Can you transcribe every record below exactly as it appears?

- Dataset items:
>> start

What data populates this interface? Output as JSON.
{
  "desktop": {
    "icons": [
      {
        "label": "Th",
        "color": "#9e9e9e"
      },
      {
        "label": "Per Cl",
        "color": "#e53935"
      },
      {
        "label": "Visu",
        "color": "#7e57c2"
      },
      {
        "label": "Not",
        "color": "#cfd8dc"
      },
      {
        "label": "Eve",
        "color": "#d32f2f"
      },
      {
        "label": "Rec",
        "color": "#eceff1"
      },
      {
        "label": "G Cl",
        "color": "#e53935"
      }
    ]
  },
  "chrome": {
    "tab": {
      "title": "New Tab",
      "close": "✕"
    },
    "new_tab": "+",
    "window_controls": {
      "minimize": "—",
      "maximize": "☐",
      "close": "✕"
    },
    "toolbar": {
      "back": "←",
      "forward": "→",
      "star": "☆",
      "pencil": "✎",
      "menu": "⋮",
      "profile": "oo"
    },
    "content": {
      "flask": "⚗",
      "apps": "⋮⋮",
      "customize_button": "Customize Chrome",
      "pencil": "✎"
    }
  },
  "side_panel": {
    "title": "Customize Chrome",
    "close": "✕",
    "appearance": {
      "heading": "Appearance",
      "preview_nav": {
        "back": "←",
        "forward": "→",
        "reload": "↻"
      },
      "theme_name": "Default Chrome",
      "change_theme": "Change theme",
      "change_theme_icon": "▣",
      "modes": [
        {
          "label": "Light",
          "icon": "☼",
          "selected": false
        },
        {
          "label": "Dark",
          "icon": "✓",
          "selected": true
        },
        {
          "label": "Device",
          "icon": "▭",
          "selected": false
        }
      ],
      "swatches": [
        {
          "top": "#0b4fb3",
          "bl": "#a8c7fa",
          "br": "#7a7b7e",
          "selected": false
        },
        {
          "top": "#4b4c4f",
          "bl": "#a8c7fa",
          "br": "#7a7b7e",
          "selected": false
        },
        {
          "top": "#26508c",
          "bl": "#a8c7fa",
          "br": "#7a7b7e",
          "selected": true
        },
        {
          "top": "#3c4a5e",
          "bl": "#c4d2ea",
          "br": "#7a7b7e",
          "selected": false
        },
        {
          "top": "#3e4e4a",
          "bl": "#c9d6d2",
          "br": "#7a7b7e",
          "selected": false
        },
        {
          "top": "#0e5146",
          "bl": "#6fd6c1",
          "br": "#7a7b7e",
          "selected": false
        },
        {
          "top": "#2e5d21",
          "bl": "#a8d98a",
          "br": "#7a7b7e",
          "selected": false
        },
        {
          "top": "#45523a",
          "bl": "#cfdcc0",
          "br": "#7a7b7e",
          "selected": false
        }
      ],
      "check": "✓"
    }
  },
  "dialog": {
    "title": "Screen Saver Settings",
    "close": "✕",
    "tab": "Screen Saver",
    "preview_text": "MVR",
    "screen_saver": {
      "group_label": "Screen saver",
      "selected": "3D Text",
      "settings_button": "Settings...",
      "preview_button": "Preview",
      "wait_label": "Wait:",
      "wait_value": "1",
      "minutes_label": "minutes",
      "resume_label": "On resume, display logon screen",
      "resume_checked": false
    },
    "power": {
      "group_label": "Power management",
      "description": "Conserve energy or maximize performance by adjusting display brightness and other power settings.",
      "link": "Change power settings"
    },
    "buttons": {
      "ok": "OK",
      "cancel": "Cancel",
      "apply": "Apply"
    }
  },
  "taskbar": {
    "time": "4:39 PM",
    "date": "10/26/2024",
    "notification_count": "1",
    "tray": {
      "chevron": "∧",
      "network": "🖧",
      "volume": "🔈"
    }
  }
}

>> end

- WORKED ANSWER:
What data populates this interface? Output as JSON.
{
  "desktop": {
    "icons": [
      {
        "label": "Th",
        "color": "#9e9e9e"
      },
      {
        "label": "Per Cl",
        "color": "#e53935"
      },
      {
        "label": "Visu",
        "color": "#7e57c2"
      },
      {
        "label": "Not",
        "color": "#cfd8dc"
      },
      {
        "label": "Eve",
        "color": "#d32f2f"
      },
      {
        "label": "Rec",
        "color": "#eceff1"
      },
      {
        "label": "G Cl",
        "color": "#e53935"
      }
    ]
  },
  "chrome": {
    "tab": {
      "title": "New Tab",
      "close": "✕"
    },
    "new_tab": "+",
    "window_controls": {
      "minimize": "—",
      "maximize": "☐",
      "close": "✕"
    },
    "toolbar": {
      "back": "←",
      "forward": "→",
      "star": "☆",
      "pencil": "✎",
      "menu": "⋮",
      "profile": "oo"
    },
    "content": {
      "flask": "⚗",
      "apps": "⋮⋮",
      "customize_button": "Customize Chrome",
      "pencil": "✎"
    }
  },
  "side_panel": {
    "title": "Customize Chrome",
    "close": "✕",
    "appearance": {
      "heading": "Appearance",
      "preview_nav": {
        "back": "←",
        "forward": "→",
        "reload": "↻"
      },
      "theme_name": "Default Chrome",
      "change_theme": "Change theme",
      "change_theme_icon": "▣",
      "modes": [
        {
          "label": "Light",
          "icon": "☼",
          "selected": false
        },
        {
          "label": "Dark",
          "icon": "✓",
          "selected": true
        },
        {
          "label": "Device",
          "icon": "▭",
          "selected": false
        }
      ],
      "swatches": [
        {
          "top": "#0b4fb3",
          "bl": "#a8c7fa",
          "br": "#7a7b7e",
          "selected": false
        },
        {
          "top": "#4b4c4f",
          "bl": "#a8c7fa",
          "br": "#7a7b7e",
          "selected": false
        },
        {
          "top": "#26508c",
          "bl": "#a8c7fa",
          "br": "#7a7b7e",
          "selected": true
        },
        {
          "top": "#3c4a5e",
          "bl": "#c4d2ea",
          "br": "#7a7b7e",
          "selected": false
        },
        {
          "top": "#3e4e4a",
          "bl": "#c9d6d2",
          "br": "#7a7b7e",
          "selected": false
        },
        {
          "top": "#0e5146",
          "bl": "#6fd6c1",
          "br": "#7a7b7e",
          "selected": false
        },
        {
          "top": "#2e5d21",
          "bl": "#a8d98a",
          "br": "#7a7b7e",
          "selected": false
        },
        {
          "top": "#45523a",
          "bl": "#cfdcc0",
          "br": "#7a7b7e",
          "selected": false
        }
      ],
      "check": "✓"
    }
  },
  "dialog": {
    "title": "Screen Saver Settings",
    "close": "✕",
    "tab": "Screen Saver",
    "preview_text": "MVR",
    "screen_saver": {
      "group_label": "Screen saver",
      "selected": "3D Text",
      "settings_button": "Settings...",
      "preview_button": "Preview",
      "wait_label": "Wait:",
      "wait_value": "1",
      "minutes_label": "minutes",
      "resume_label": "On resume, display logon screen",
      "resume_checked": false
    },
    "power": {
      "group_label": "Power management",
      "description": "Conserve energy or maximize performance by adjusting display brightness and other power settings.",
      "link": "Change power settings"
    },
    "buttons": {
      "ok": "OK",
      "cancel": "Cancel",
      "apply": "Apply"
    }
  },
  "taskbar": {
    "time": "4:39 PM",
    "date": "10/26/2024",
    "notification_count": "1",
    "tray": {
      "chevron": "∧",
      "network": "🖧",
      "volume": "🔈"
    }
  }
}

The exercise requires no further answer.